>> Begin

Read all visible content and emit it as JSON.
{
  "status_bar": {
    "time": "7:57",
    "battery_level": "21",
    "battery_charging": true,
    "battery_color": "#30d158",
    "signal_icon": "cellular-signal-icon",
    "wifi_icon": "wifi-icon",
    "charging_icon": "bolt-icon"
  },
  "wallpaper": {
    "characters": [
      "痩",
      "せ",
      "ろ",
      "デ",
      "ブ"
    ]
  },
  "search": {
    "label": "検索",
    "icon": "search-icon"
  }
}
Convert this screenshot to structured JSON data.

>> End
>> Begin

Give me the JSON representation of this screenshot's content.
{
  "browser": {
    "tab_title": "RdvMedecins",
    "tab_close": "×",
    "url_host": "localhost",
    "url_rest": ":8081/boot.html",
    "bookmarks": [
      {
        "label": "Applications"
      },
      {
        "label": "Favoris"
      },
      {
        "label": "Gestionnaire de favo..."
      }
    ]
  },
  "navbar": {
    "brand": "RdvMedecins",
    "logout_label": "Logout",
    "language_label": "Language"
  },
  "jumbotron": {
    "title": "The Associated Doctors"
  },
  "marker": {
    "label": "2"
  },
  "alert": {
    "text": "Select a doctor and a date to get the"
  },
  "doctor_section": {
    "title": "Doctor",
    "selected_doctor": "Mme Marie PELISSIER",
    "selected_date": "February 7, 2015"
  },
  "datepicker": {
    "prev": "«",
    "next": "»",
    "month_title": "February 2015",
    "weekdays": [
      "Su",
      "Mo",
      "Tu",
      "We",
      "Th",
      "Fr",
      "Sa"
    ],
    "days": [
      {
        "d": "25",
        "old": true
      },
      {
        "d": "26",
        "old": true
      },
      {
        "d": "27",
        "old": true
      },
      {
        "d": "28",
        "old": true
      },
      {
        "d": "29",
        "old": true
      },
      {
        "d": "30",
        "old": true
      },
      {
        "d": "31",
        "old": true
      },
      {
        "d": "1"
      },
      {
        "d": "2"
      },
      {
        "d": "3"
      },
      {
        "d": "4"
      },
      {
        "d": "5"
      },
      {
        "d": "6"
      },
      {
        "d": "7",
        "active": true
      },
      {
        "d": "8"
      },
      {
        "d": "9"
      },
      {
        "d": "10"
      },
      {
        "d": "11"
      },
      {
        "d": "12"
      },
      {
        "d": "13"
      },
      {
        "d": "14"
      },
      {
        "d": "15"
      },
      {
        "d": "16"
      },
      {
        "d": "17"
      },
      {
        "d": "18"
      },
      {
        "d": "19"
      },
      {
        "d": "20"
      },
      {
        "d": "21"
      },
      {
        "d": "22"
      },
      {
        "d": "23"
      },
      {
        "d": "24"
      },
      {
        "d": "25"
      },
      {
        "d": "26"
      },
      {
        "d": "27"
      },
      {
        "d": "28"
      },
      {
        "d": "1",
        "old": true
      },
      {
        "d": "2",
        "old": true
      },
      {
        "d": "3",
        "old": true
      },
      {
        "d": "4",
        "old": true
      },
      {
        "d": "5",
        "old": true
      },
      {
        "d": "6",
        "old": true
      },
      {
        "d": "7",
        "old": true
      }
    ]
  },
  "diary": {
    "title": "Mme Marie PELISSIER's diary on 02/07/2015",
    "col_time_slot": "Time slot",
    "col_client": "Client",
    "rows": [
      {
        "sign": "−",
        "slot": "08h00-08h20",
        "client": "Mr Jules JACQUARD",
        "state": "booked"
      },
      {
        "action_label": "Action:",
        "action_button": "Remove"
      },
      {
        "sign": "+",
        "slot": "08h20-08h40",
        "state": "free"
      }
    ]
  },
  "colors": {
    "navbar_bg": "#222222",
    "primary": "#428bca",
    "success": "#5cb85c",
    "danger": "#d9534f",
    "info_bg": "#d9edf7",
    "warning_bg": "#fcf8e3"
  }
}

>> End

▶ _TO DO_
Above is a listing; print exactly its lines from the one with "Read all visible content and emit it as JSON." through the one with "Convert this screenshot", and no other lines.

▶ _ANSWER BELOW_
Read all visible content and emit it as JSON.
{
  "status_bar": {
    "time": "7:57",
    "battery_level": "21",
    "battery_charging": true,
    "battery_color": "#30d158",
    "signal_icon": "cellular-signal-icon",
    "wifi_icon": "wifi-icon",
    "charging_icon": "bolt-icon"
  },
  "wallpaper": {
    "characters": [
      "痩",
      "せ",
      "ろ",
      "デ",
      "ブ"
    ]
  },
  "search": {
    "label": "検索",
    "icon": "search-icon"
  }
}
Convert this screenshot to structured JSON data.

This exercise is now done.